───── Records to use
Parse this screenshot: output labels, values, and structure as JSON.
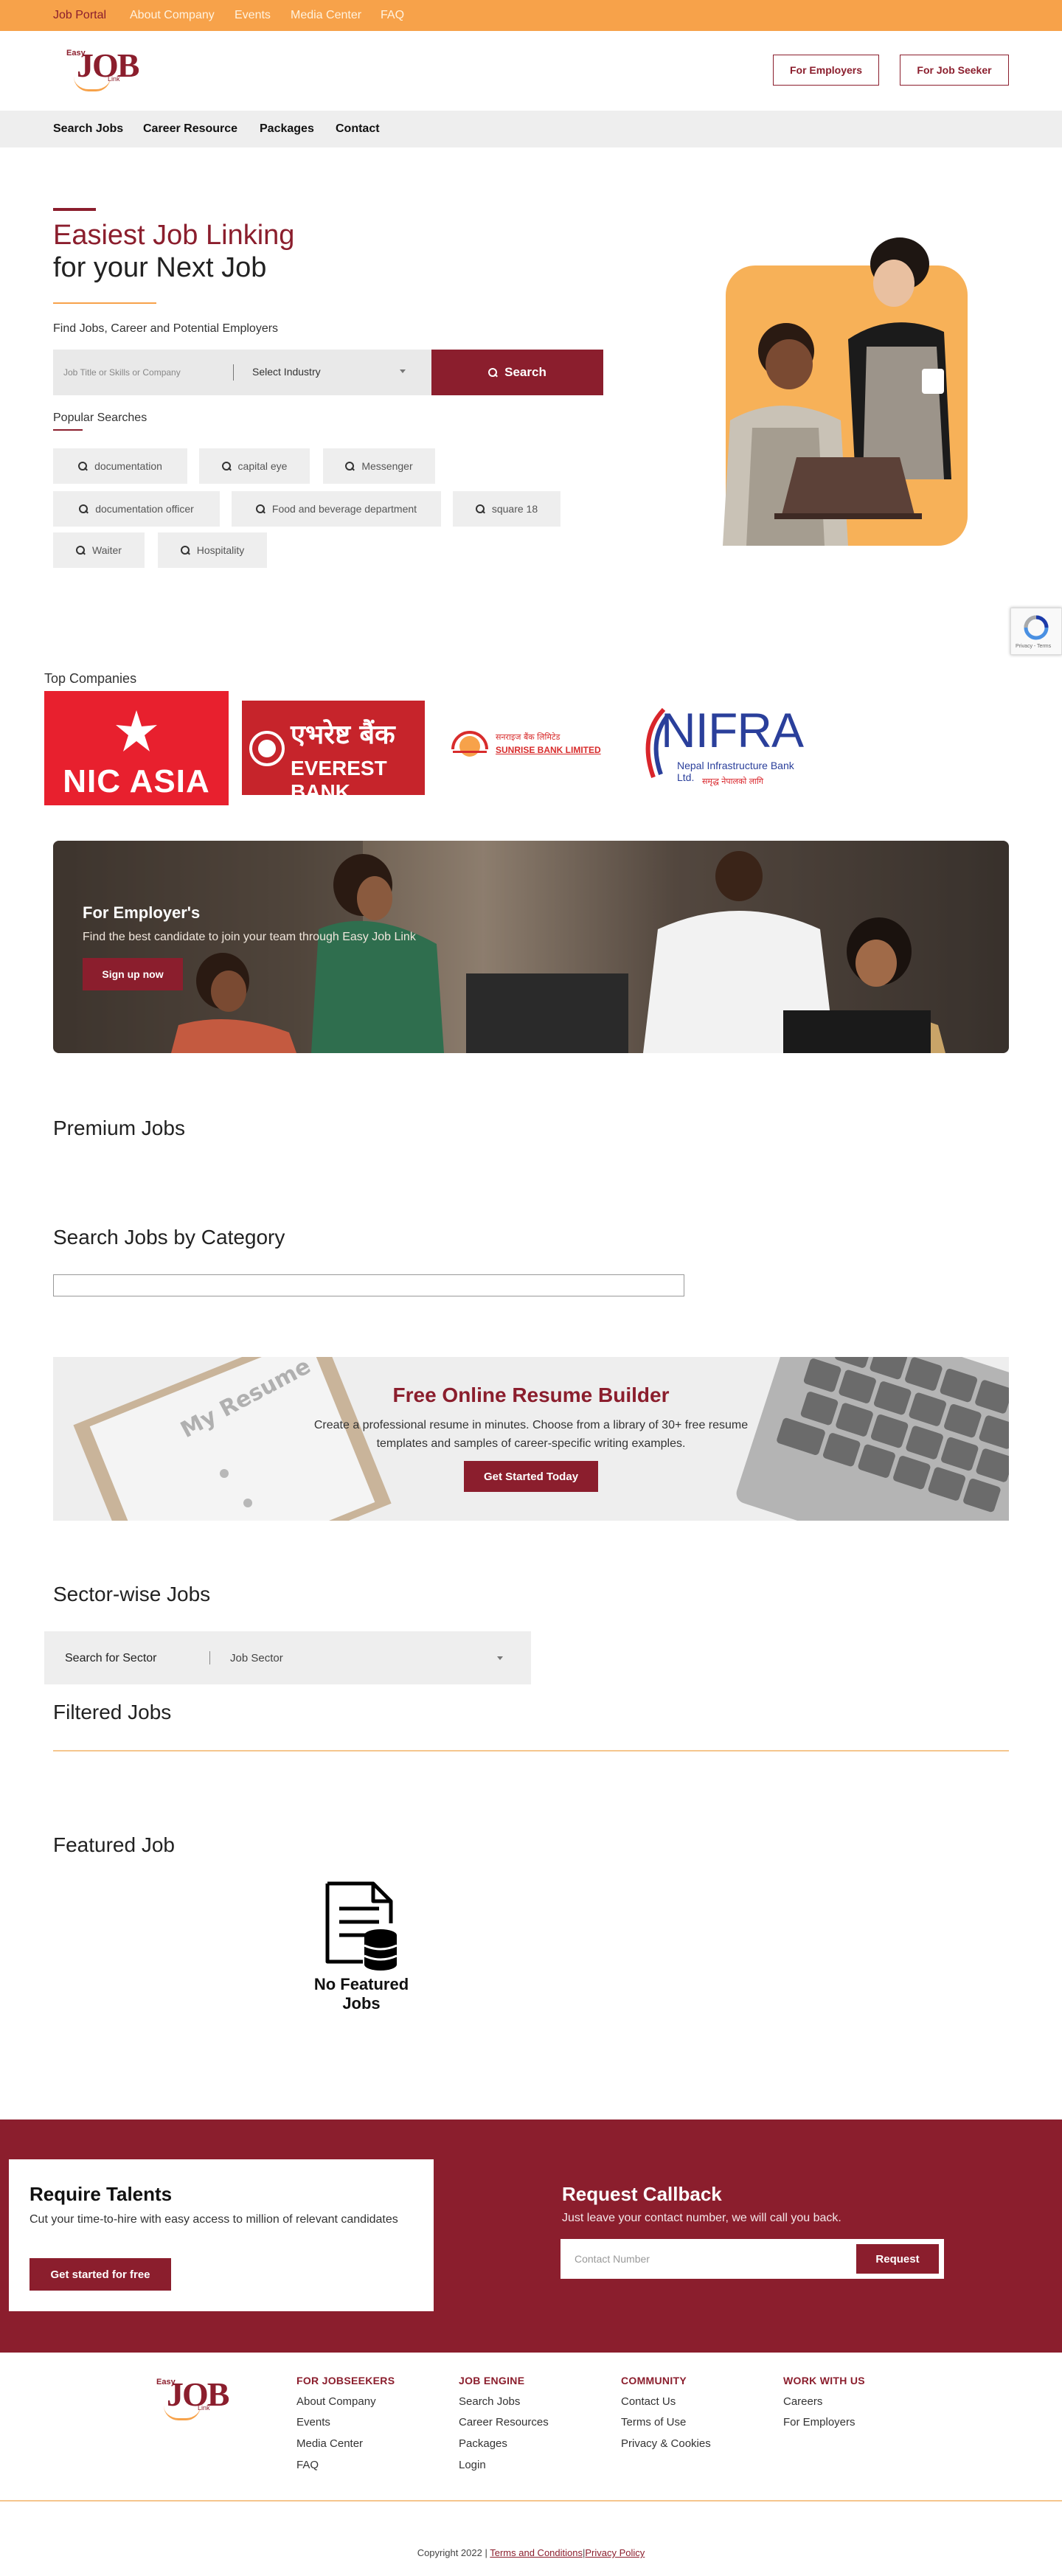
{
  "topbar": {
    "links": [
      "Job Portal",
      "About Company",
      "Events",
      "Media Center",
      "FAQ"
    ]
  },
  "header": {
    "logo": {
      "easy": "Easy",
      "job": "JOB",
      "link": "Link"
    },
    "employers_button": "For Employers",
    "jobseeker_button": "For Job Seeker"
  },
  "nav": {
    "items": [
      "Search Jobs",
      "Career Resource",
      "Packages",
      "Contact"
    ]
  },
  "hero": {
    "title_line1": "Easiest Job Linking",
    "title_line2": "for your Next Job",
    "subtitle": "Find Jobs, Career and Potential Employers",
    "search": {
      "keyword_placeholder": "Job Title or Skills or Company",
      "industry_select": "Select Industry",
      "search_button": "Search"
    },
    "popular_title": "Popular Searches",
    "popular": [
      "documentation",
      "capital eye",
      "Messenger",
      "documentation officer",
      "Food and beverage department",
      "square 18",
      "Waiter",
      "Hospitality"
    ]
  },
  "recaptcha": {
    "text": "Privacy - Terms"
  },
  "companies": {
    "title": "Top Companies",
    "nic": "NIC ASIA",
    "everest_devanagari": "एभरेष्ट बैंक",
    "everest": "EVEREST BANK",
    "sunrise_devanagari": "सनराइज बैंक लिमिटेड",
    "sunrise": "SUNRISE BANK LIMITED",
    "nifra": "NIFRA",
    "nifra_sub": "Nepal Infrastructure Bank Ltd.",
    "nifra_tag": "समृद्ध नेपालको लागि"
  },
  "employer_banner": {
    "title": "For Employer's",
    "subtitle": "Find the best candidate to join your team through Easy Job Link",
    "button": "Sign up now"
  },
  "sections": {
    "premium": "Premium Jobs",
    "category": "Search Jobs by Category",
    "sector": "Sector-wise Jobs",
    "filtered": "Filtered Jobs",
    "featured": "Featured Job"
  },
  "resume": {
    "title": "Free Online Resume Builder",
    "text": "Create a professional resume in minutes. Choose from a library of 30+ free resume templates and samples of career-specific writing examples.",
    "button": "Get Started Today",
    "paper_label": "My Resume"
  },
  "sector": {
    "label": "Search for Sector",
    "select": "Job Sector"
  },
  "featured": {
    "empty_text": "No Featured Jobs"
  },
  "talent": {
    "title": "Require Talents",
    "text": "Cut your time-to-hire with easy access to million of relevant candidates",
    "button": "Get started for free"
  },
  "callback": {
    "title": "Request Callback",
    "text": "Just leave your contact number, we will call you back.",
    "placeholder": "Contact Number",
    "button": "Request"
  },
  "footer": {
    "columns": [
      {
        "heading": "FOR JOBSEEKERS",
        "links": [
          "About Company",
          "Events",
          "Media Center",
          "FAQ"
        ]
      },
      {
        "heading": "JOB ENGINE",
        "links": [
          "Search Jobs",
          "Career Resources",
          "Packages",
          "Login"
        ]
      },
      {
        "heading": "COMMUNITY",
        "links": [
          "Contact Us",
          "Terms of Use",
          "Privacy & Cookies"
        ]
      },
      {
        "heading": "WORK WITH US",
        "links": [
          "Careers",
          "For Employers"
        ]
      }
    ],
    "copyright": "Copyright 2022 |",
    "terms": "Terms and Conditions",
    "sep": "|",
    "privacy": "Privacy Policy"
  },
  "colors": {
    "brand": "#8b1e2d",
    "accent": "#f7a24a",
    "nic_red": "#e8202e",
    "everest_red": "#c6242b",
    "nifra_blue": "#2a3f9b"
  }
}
──────────
Written request:
Write the records out again in full, exactly, and skip every picture.

Result of the task:
Parse this screenshot: output labels, values, and structure as JSON.
{
  "topbar": {
    "links": [
      "Job Portal",
      "About Company",
      "Events",
      "Media Center",
      "FAQ"
    ]
  },
  "header": {
    "logo": {
      "easy": "Easy",
      "job": "JOB",
      "link": "Link"
    },
    "employers_button": "For Employers",
    "jobseeker_button": "For Job Seeker"
  },
  "nav": {
    "items": [
      "Search Jobs",
      "Career Resource",
      "Packages",
      "Contact"
    ]
  },
  "hero": {
    "title_line1": "Easiest Job Linking",
    "title_line2": "for your Next Job",
    "subtitle": "Find Jobs, Career and Potential Employers",
    "search": {
      "keyword_placeholder": "Job Title or Skills or Company",
      "industry_select": "Select Industry",
      "search_button": "Search"
    },
    "popular_title": "Popular Searches",
    "popular": [
      "documentation",
      "capital eye",
      "Messenger",
      "documentation officer",
      "Food and beverage department",
      "square 18",
      "Waiter",
      "Hospitality"
    ]
  },
  "recaptcha": {
    "text": "Privacy - Terms"
  },
  "companies": {
    "title": "Top Companies",
    "nic": "NIC ASIA",
    "everest_devanagari": "एभरेष्ट बैंक",
    "everest": "EVEREST BANK",
    "sunrise_devanagari": "सनराइज बैंक लिमिटेड",
    "sunrise": "SUNRISE BANK LIMITED",
    "nifra": "NIFRA",
    "nifra_sub": "Nepal Infrastructure Bank Ltd.",
    "nifra_tag": "समृद्ध नेपालको लागि"
  },
  "employer_banner": {
    "title": "For Employer's",
    "subtitle": "Find the best candidate to join your team through Easy Job Link",
    "button": "Sign up now"
  },
  "sections": {
    "premium": "Premium Jobs",
    "category": "Search Jobs by Category",
    "sector": "Sector-wise Jobs",
    "filtered": "Filtered Jobs",
    "featured": "Featured Job"
  },
  "resume": {
    "title": "Free Online Resume Builder",
    "text": "Create a professional resume in minutes. Choose from a library of 30+ free resume templates and samples of career-specific writing examples.",
    "button": "Get Started Today",
    "paper_label": "My Resume"
  },
  "sector": {
    "label": "Search for Sector",
    "select": "Job Sector"
  },
  "featured": {
    "empty_text": "No Featured Jobs"
  },
  "talent": {
    "title": "Require Talents",
    "text": "Cut your time-to-hire with easy access to million of relevant candidates",
    "button": "Get started for free"
  },
  "callback": {
    "title": "Request Callback",
    "text": "Just leave your contact number, we will call you back.",
    "placeholder": "Contact Number",
    "button": "Request"
  },
  "footer": {
    "columns": [
      {
        "heading": "FOR JOBSEEKERS",
        "links": [
          "About Company",
          "Events",
          "Media Center",
          "FAQ"
        ]
      },
      {
        "heading": "JOB ENGINE",
        "links": [
          "Search Jobs",
          "Career Resources",
          "Packages",
          "Login"
        ]
      },
      {
        "heading": "COMMUNITY",
        "links": [
          "Contact Us",
          "Terms of Use",
          "Privacy & Cookies"
        ]
      },
      {
        "heading": "WORK WITH US",
        "links": [
          "Careers",
          "For Employers"
        ]
      }
    ],
    "copyright": "Copyright 2022 |",
    "terms": "Terms and Conditions",
    "sep": "|",
    "privacy": "Privacy Policy"
  },
  "colors": {
    "brand": "#8b1e2d",
    "accent": "#f7a24a",
    "nic_red": "#e8202e",
    "everest_red": "#c6242b",
    "nifra_blue": "#2a3f9b"
  }
}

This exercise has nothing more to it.